### SUPPLIED TEXT
— BEGIN —
Database Monitoring Best Practices: Complete Guide (2025)

Database Monitoring Best Practices: Complete Guide (2025)

Effective database monitoring is critical for maintaining application performance, preventing outages, and ensuring data reliability. This comprehensive guide covers monitoring strategies, essential metrics, and best practices for modern database systems.

Why Database Monitoring Matters

Database monitoring helps you:

  • Prevent outages by catching issues before they become critical
  • Optimize performance through data-driven insights
  • Reduce costs by identifying inefficiencies
  • Improve user experience with faster query response times
  • Plan capacity based on usage trends
  • Meet SLAs with proactive alerting
  • Debug issues faster with historical data
  • Ensure security by detecting anomalous behavior

Key Metrics to Monitor

1. Availability Metrics

Uptime and Downtime

  • Database availability percentage
  • Time to detect failures
  • Time to recovery (MTTR)
— END —
### SET TASK A
Copy the lines of the records starting at the line that contains "- divider: [0, 711, 640, 712]" and ending after the line that contains "- post-body: He".

Spatial annotation entries
— BEGIN —
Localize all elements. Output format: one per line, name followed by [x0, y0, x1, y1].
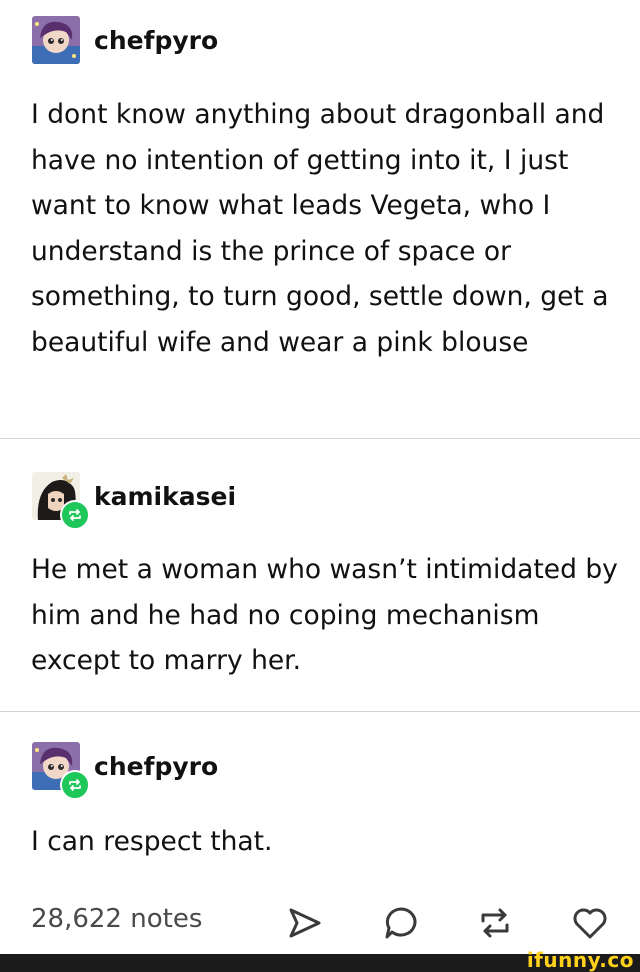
- divider: [0, 711, 640, 712]
- like-icon[interactable]: [570, 903, 610, 943]
- reblog-badge-icon: [60, 500, 90, 530]
- watermark-bar: ifunny.co: [0, 948, 640, 972]
- post-body: I dont know anything about dragonball an…: [31, 99, 609, 358]
- divider: [0, 438, 640, 439]
- post-footer: 28,622 notes: [0, 890, 640, 954]
- avatar[interactable]: [32, 16, 80, 64]
- avatar[interactable]: [32, 472, 90, 530]
- username[interactable]: chefpyro: [94, 752, 218, 781]
- reblog-icon[interactable]: [475, 903, 515, 943]
- post-1-header: chefpyro: [32, 16, 218, 64]
- post-body: I can respect that.: [31, 826, 273, 857]
- reply-icon[interactable]: [381, 903, 421, 943]
- reblog-badge-icon: [60, 770, 90, 800]
- notes-count[interactable]: 28,622 notes: [31, 904, 202, 934]
- post-2-header: kamikasei: [32, 472, 236, 530]
- avatar[interactable]: [32, 742, 90, 800]
- share-icon[interactable]: [285, 903, 325, 943]
- post-body: He met a woman who wasn’t intimidated by…: [31, 554, 618, 676]
- username[interactable]: kamikasei: [94, 482, 236, 511]
- post-3-header: chefpyro: [32, 742, 218, 800]
- watermark-logo: ifunny.co: [526, 948, 634, 972]
- username[interactable]: chefpyro: [94, 26, 218, 55]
— END —
### SET TASK B
Answer these about the database monitoring guide:
(i) According to the guide, what does effective database monitoring help maintain, prevent and ensure?
(ii) By what means does database monitoring reduce costs?
(iii) What metric does the abbreviation MTTR stand for?

### ANSWER A
- divider: [0, 711, 640, 712]
- like-icon[interactable]: [570, 903, 610, 943]
- reblog-badge-icon: [60, 500, 90, 530]
- watermark-bar: ifunny.co: [0, 948, 640, 972]
- post-body: I dont know anything about dragonball an…: [31, 99, 609, 358]
- divider: [0, 438, 640, 439]
- post-footer: 28,622 notes: [0, 890, 640, 954]
- avatar[interactable]: [32, 16, 80, 64]
- avatar[interactable]: [32, 472, 90, 530]
- username[interactable]: chefpyro: [94, 752, 218, 781]
- reblog-icon[interactable]: [475, 903, 515, 943]
- post-1-header: chefpyro: [32, 16, 218, 64]
- post-body: I can respect that.: [31, 826, 273, 857]
- reply-icon[interactable]: [381, 903, 421, 943]
- reblog-badge-icon: [60, 770, 90, 800]
- notes-count[interactable]: 28,622 notes: [31, 904, 202, 934]
- post-2-header: kamikasei: [32, 472, 236, 530]
- avatar[interactable]: [32, 742, 90, 800]
- share-icon[interactable]: [285, 903, 325, 943]
- post-body: He met a woman who wasn’t intimidated by…: [31, 554, 618, 676]

### ANSWER B
(i) It maintains application performance, prevents outages and ensures data reliability.
(ii) By identifying inefficiencies.
(iii) Time to recovery.